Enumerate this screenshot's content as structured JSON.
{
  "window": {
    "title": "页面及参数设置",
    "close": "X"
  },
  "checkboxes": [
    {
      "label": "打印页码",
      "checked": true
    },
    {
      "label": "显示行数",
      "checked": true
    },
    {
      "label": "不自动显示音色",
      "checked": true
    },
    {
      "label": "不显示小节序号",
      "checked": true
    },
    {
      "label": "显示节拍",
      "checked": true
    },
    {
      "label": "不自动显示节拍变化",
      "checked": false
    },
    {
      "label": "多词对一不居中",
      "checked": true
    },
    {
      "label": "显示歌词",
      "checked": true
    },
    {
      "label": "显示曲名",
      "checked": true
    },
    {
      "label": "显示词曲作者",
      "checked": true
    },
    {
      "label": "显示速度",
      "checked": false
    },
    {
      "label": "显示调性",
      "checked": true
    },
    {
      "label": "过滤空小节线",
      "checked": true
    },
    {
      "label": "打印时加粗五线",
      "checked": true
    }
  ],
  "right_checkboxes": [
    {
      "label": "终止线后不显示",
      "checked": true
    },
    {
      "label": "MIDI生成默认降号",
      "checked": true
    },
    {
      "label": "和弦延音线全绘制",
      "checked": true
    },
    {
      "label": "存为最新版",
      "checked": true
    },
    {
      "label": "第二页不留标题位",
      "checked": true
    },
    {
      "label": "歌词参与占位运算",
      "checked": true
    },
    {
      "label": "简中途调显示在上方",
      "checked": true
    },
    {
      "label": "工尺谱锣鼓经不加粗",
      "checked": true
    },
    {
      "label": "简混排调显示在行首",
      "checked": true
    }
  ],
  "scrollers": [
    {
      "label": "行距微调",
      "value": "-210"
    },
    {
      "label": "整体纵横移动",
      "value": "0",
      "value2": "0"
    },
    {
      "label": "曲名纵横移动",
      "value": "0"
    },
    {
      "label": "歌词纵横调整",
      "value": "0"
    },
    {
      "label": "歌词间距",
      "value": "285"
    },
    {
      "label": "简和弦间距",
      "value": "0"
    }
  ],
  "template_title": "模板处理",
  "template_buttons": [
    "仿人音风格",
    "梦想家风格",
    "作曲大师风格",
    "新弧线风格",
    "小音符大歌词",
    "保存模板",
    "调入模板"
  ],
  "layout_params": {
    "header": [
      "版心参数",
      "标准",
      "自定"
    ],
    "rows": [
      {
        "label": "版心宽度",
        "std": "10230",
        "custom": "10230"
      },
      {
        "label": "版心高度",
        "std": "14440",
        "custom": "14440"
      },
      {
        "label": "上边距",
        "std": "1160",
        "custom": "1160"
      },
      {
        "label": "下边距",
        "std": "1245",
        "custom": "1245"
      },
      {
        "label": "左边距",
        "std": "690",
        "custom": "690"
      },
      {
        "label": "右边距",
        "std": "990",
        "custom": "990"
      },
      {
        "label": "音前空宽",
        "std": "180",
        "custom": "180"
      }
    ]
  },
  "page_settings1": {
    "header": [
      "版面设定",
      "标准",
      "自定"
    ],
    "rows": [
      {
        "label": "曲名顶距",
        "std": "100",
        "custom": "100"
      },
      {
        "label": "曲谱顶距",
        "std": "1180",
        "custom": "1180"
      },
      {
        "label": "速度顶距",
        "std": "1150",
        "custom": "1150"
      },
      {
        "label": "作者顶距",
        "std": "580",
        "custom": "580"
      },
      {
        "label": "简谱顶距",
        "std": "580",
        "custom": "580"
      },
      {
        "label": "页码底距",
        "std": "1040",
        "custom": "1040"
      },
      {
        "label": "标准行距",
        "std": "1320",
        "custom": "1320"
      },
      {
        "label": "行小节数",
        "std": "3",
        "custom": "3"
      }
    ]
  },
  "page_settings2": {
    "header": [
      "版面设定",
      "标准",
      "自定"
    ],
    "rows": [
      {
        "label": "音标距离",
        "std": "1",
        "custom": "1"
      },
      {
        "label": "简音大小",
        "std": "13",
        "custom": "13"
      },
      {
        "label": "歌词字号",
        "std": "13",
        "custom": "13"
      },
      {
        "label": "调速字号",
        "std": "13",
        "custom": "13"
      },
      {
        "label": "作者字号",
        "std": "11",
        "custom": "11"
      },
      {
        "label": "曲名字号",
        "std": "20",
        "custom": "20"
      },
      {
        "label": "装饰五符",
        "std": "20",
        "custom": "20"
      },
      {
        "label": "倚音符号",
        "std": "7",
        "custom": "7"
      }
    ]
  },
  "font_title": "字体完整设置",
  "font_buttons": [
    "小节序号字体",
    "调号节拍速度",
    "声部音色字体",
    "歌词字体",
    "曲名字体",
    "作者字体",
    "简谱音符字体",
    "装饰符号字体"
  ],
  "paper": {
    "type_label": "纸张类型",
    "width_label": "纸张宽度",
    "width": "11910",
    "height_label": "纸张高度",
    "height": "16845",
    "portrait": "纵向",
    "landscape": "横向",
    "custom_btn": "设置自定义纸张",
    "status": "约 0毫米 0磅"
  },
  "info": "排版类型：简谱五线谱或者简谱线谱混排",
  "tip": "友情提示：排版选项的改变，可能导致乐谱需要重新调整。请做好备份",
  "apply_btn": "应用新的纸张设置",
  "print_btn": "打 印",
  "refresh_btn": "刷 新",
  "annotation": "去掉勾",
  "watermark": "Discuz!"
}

——

Write out every entry exactly as given.

Solution below:
Enumerate this screenshot's content as structured JSON.
{
  "window": {
    "title": "页面及参数设置",
    "close": "X"
  },
  "checkboxes": [
    {
      "label": "打印页码",
      "checked": true
    },
    {
      "label": "显示行数",
      "checked": true
    },
    {
      "label": "不自动显示音色",
      "checked": true
    },
    {
      "label": "不显示小节序号",
      "checked": true
    },
    {
      "label": "显示节拍",
      "checked": true
    },
    {
      "label": "不自动显示节拍变化",
      "checked": false
    },
    {
      "label": "多词对一不居中",
      "checked": true
    },
    {
      "label": "显示歌词",
      "checked": true
    },
    {
      "label": "显示曲名",
      "checked": true
    },
    {
      "label": "显示词曲作者",
      "checked": true
    },
    {
      "label": "显示速度",
      "checked": false
    },
    {
      "label": "显示调性",
      "checked": true
    },
    {
      "label": "过滤空小节线",
      "checked": true
    },
    {
      "label": "打印时加粗五线",
      "checked": true
    }
  ],
  "right_checkboxes": [
    {
      "label": "终止线后不显示",
      "checked": true
    },
    {
      "label": "MIDI生成默认降号",
      "checked": true
    },
    {
      "label": "和弦延音线全绘制",
      "checked": true
    },
    {
      "label": "存为最新版",
      "checked": true
    },
    {
      "label": "第二页不留标题位",
      "checked": true
    },
    {
      "label": "歌词参与占位运算",
      "checked": true
    },
    {
      "label": "简中途调显示在上方",
      "checked": true
    },
    {
      "label": "工尺谱锣鼓经不加粗",
      "checked": true
    },
    {
      "label": "简混排调显示在行首",
      "checked": true
    }
  ],
  "scrollers": [
    {
      "label": "行距微调",
      "value": "-210"
    },
    {
      "label": "整体纵横移动",
      "value": "0",
      "value2": "0"
    },
    {
      "label": "曲名纵横移动",
      "value": "0"
    },
    {
      "label": "歌词纵横调整",
      "value": "0"
    },
    {
      "label": "歌词间距",
      "value": "285"
    },
    {
      "label": "简和弦间距",
      "value": "0"
    }
  ],
  "template_title": "模板处理",
  "template_buttons": [
    "仿人音风格",
    "梦想家风格",
    "作曲大师风格",
    "新弧线风格",
    "小音符大歌词",
    "保存模板",
    "调入模板"
  ],
  "layout_params": {
    "header": [
      "版心参数",
      "标准",
      "自定"
    ],
    "rows": [
      {
        "label": "版心宽度",
        "std": "10230",
        "custom": "10230"
      },
      {
        "label": "版心高度",
        "std": "14440",
        "custom": "14440"
      },
      {
        "label": "上边距",
        "std": "1160",
        "custom": "1160"
      },
      {
        "label": "下边距",
        "std": "1245",
        "custom": "1245"
      },
      {
        "label": "左边距",
        "std": "690",
        "custom": "690"
      },
      {
        "label": "右边距",
        "std": "990",
        "custom": "990"
      },
      {
        "label": "音前空宽",
        "std": "180",
        "custom": "180"
      }
    ]
  },
  "page_settings1": {
    "header": [
      "版面设定",
      "标准",
      "自定"
    ],
    "rows": [
      {
        "label": "曲名顶距",
        "std": "100",
        "custom": "100"
      },
      {
        "label": "曲谱顶距",
        "std": "1180",
        "custom": "1180"
      },
      {
        "label": "速度顶距",
        "std": "1150",
        "custom": "1150"
      },
      {
        "label": "作者顶距",
        "std": "580",
        "custom": "580"
      },
      {
        "label": "简谱顶距",
        "std": "580",
        "custom": "580"
      },
      {
        "label": "页码底距",
        "std": "1040",
        "custom": "1040"
      },
      {
        "label": "标准行距",
        "std": "1320",
        "custom": "1320"
      },
      {
        "label": "行小节数",
        "std": "3",
        "custom": "3"
      }
    ]
  },
  "page_settings2": {
    "header": [
      "版面设定",
      "标准",
      "自定"
    ],
    "rows": [
      {
        "label": "音标距离",
        "std": "1",
        "custom": "1"
      },
      {
        "label": "简音大小",
        "std": "13",
        "custom": "13"
      },
      {
        "label": "歌词字号",
        "std": "13",
        "custom": "13"
      },
      {
        "label": "调速字号",
        "std": "13",
        "custom": "13"
      },
      {
        "label": "作者字号",
        "std": "11",
        "custom": "11"
      },
      {
        "label": "曲名字号",
        "std": "20",
        "custom": "20"
      },
      {
        "label": "装饰五符",
        "std": "20",
        "custom": "20"
      },
      {
        "label": "倚音符号",
        "std": "7",
        "custom": "7"
      }
    ]
  },
  "font_title": "字体完整设置",
  "font_buttons": [
    "小节序号字体",
    "调号节拍速度",
    "声部音色字体",
    "歌词字体",
    "曲名字体",
    "作者字体",
    "简谱音符字体",
    "装饰符号字体"
  ],
  "paper": {
    "type_label": "纸张类型",
    "width_label": "纸张宽度",
    "width": "11910",
    "height_label": "纸张高度",
    "height": "16845",
    "portrait": "纵向",
    "landscape": "横向",
    "custom_btn": "设置自定义纸张",
    "status": "约 0毫米 0磅"
  },
  "info": "排版类型：简谱五线谱或者简谱线谱混排",
  "tip": "友情提示：排版选项的改变，可能导致乐谱需要重新调整。请做好备份",
  "apply_btn": "应用新的纸张设置",
  "print_btn": "打 印",
  "refresh_btn": "刷 新",
  "annotation": "去掉勾",
  "watermark": "Discuz!"
}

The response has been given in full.